TASK:
For the entries that follow, tally the lines holding the string "JSON". Give the total and nothing else.

### RECORDS FOR PROCESSING ###

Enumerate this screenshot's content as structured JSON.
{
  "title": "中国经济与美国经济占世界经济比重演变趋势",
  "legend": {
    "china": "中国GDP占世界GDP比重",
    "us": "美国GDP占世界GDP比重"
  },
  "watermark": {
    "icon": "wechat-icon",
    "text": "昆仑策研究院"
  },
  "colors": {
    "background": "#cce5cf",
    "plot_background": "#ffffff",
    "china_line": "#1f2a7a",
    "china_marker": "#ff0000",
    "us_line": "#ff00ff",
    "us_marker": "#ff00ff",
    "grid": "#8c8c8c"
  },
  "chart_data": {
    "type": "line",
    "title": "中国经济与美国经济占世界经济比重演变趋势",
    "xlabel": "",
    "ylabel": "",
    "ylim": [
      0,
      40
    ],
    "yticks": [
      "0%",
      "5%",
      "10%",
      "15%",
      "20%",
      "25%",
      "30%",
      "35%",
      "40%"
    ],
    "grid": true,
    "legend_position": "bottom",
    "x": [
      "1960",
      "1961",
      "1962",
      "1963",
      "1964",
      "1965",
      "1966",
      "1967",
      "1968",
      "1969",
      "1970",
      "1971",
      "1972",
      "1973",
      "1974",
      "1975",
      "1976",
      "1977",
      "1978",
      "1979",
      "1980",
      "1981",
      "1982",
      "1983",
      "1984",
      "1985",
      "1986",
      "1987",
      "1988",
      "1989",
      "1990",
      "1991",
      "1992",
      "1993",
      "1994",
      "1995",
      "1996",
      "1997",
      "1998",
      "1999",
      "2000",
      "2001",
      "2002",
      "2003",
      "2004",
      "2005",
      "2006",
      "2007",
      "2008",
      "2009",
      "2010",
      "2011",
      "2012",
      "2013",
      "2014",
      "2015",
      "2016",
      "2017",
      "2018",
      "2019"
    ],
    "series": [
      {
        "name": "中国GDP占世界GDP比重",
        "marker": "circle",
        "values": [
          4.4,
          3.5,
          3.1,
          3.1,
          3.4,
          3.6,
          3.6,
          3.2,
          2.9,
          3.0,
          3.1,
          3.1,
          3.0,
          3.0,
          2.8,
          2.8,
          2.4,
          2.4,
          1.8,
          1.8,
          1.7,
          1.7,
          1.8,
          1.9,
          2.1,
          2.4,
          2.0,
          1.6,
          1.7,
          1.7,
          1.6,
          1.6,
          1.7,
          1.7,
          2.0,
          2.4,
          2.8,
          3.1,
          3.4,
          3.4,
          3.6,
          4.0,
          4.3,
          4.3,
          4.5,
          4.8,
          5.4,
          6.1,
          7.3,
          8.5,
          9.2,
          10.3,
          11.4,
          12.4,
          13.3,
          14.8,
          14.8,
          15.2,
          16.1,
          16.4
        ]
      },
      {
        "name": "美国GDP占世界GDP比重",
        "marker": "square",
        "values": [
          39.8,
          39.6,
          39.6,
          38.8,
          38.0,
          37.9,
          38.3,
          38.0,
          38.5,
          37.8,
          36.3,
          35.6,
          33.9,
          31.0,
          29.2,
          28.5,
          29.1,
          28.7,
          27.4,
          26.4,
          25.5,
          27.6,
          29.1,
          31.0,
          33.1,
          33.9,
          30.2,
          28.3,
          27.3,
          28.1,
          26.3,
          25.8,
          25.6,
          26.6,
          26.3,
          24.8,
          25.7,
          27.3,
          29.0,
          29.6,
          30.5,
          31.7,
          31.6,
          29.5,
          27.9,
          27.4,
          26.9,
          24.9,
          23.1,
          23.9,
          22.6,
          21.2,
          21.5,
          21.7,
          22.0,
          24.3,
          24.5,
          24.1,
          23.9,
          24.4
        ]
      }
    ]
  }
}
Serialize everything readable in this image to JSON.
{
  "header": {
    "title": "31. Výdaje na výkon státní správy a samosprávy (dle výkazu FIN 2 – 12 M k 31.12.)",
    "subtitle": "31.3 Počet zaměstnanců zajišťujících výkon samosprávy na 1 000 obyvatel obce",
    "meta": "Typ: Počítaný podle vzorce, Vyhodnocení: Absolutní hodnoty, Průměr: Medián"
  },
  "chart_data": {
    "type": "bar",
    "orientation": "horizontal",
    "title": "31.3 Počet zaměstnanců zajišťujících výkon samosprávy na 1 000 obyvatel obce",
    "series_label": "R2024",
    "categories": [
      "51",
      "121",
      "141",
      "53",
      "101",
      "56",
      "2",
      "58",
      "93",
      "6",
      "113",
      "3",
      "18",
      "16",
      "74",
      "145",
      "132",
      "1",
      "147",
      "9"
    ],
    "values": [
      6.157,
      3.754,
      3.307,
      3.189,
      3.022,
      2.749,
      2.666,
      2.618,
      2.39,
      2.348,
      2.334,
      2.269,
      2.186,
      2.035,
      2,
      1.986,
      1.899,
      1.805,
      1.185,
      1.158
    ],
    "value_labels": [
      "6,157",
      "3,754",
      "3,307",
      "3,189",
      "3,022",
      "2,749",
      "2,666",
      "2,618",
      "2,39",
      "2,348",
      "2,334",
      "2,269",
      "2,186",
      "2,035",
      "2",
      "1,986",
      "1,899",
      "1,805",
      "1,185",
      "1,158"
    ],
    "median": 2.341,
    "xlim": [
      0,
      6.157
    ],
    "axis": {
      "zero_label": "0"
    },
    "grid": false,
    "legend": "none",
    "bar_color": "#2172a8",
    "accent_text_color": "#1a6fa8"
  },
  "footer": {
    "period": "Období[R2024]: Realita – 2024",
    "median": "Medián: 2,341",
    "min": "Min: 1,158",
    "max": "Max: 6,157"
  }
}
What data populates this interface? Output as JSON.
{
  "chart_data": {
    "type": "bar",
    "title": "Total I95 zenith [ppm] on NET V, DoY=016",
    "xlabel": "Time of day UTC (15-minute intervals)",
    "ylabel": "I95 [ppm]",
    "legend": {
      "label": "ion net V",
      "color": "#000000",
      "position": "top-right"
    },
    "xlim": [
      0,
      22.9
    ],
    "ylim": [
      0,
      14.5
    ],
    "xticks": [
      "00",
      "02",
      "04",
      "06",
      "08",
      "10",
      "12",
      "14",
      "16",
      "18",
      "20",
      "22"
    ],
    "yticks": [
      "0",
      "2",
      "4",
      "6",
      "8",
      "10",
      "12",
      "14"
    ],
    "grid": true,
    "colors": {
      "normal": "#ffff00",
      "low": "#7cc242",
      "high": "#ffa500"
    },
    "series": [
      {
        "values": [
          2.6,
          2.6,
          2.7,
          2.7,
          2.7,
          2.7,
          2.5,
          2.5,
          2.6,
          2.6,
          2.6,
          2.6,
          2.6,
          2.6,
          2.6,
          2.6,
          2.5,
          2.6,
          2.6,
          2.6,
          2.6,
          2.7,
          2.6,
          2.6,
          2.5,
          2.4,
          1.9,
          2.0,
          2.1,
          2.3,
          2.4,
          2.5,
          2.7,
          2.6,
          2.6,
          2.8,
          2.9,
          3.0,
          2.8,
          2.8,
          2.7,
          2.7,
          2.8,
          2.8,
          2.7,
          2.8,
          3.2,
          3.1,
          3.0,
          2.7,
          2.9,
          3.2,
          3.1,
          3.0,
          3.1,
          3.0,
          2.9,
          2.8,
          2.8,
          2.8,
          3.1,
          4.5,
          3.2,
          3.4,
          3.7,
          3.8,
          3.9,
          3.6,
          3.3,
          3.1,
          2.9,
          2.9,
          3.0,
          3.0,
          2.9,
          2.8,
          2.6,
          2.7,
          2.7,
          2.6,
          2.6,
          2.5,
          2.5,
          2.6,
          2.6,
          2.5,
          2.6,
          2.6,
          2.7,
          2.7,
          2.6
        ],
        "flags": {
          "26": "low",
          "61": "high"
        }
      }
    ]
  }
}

###

WORKED ANSWER:
3